### Dataset records
- - - - -
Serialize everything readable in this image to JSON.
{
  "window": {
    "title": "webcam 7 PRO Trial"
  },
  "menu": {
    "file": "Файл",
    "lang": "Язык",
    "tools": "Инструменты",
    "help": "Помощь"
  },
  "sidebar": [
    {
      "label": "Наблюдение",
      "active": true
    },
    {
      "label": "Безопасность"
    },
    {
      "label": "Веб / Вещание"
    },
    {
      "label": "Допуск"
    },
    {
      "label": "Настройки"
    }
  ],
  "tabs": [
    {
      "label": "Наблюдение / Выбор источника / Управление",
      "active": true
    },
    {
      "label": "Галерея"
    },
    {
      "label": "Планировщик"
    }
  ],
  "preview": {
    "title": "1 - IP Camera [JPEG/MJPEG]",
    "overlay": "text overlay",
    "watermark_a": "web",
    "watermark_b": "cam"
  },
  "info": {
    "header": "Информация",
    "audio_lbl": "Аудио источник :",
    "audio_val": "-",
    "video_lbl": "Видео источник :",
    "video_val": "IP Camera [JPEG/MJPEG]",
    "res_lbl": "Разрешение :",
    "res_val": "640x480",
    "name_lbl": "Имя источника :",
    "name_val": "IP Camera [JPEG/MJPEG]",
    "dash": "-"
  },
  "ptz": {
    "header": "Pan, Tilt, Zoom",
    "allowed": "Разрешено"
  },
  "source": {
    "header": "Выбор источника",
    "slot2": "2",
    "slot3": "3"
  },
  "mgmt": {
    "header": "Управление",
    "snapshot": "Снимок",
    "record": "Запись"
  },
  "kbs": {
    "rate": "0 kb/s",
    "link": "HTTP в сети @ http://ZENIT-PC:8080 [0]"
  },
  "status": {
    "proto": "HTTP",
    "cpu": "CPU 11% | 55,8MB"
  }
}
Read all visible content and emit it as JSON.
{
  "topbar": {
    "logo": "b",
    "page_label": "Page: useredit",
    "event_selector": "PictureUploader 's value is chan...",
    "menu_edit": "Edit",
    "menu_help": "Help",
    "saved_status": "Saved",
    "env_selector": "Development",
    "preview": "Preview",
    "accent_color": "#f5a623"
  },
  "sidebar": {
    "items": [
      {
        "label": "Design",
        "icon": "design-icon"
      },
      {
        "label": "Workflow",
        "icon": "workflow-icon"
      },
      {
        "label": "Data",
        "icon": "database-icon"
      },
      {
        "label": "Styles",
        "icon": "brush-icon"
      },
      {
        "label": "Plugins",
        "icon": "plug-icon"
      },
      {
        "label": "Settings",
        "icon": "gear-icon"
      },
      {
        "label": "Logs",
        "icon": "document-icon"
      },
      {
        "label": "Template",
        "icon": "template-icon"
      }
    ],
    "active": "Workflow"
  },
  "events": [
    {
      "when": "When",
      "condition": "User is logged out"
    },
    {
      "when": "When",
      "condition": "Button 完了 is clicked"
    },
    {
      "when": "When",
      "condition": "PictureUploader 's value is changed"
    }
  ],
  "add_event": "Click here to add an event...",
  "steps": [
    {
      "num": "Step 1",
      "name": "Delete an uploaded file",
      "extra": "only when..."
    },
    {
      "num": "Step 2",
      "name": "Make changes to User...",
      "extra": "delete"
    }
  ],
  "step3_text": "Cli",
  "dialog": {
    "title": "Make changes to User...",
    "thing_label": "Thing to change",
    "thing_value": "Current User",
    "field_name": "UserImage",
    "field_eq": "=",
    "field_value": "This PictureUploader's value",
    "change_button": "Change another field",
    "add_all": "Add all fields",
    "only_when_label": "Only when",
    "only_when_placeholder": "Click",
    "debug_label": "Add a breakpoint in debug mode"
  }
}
- - - - -
### Written exercise
Emit the full listing verbatim.

### Answer to the exercise
Serialize everything readable in this image to JSON.
{
  "window": {
    "title": "webcam 7 PRO Trial"
  },
  "menu": {
    "file": "Файл",
    "lang": "Язык",
    "tools": "Инструменты",
    "help": "Помощь"
  },
  "sidebar": [
    {
      "label": "Наблюдение",
      "active": true
    },
    {
      "label": "Безопасность"
    },
    {
      "label": "Веб / Вещание"
    },
    {
      "label": "Допуск"
    },
    {
      "label": "Настройки"
    }
  ],
  "tabs": [
    {
      "label": "Наблюдение / Выбор источника / Управление",
      "active": true
    },
    {
      "label": "Галерея"
    },
    {
      "label": "Планировщик"
    }
  ],
  "preview": {
    "title": "1 - IP Camera [JPEG/MJPEG]",
    "overlay": "text overlay",
    "watermark_a": "web",
    "watermark_b": "cam"
  },
  "info": {
    "header": "Информация",
    "audio_lbl": "Аудио источник :",
    "audio_val": "-",
    "video_lbl": "Видео источник :",
    "video_val": "IP Camera [JPEG/MJPEG]",
    "res_lbl": "Разрешение :",
    "res_val": "640x480",
    "name_lbl": "Имя источника :",
    "name_val": "IP Camera [JPEG/MJPEG]",
    "dash": "-"
  },
  "ptz": {
    "header": "Pan, Tilt, Zoom",
    "allowed": "Разрешено"
  },
  "source": {
    "header": "Выбор источника",
    "slot2": "2",
    "slot3": "3"
  },
  "mgmt": {
    "header": "Управление",
    "snapshot": "Снимок",
    "record": "Запись"
  },
  "kbs": {
    "rate": "0 kb/s",
    "link": "HTTP в сети @ http://ZENIT-PC:8080 [0]"
  },
  "status": {
    "proto": "HTTP",
    "cpu": "CPU 11% | 55,8MB"
  }
}
Read all visible content and emit it as JSON.
{
  "topbar": {
    "logo": "b",
    "page_label": "Page: useredit",
    "event_selector": "PictureUploader 's value is chan...",
    "menu_edit": "Edit",
    "menu_help": "Help",
    "saved_status": "Saved",
    "env_selector": "Development",
    "preview": "Preview",
    "accent_color": "#f5a623"
  },
  "sidebar": {
    "items": [
      {
        "label": "Design",
        "icon": "design-icon"
      },
      {
        "label": "Workflow",
        "icon": "workflow-icon"
      },
      {
        "label": "Data",
        "icon": "database-icon"
      },
      {
        "label": "Styles",
        "icon": "brush-icon"
      },
      {
        "label": "Plugins",
        "icon": "plug-icon"
      },
      {
        "label": "Settings",
        "icon": "gear-icon"
      },
      {
        "label": "Logs",
        "icon": "document-icon"
      },
      {
        "label": "Template",
        "icon": "template-icon"
      }
    ],
    "active": "Workflow"
  },
  "events": [
    {
      "when": "When",
      "condition": "User is logged out"
    },
    {
      "when": "When",
      "condition": "Button 完了 is clicked"
    },
    {
      "when": "When",
      "condition": "PictureUploader 's value is changed"
    }
  ],
  "add_event": "Click here to add an event...",
  "steps": [
    {
      "num": "Step 1",
      "name": "Delete an uploaded file",
      "extra": "only when..."
    },
    {
      "num": "Step 2",
      "name": "Make changes to User...",
      "extra": "delete"
    }
  ],
  "step3_text": "Cli",
  "dialog": {
    "title": "Make changes to User...",
    "thing_label": "Thing to change",
    "thing_value": "Current User",
    "field_name": "UserImage",
    "field_eq": "=",
    "field_value": "This PictureUploader's value",
    "change_button": "Change another field",
    "add_all": "Add all fields",
    "only_when_label": "Only when",
    "only_when_placeholder": "Click",
    "debug_label": "Add a breakpoint in debug mode"
  }
}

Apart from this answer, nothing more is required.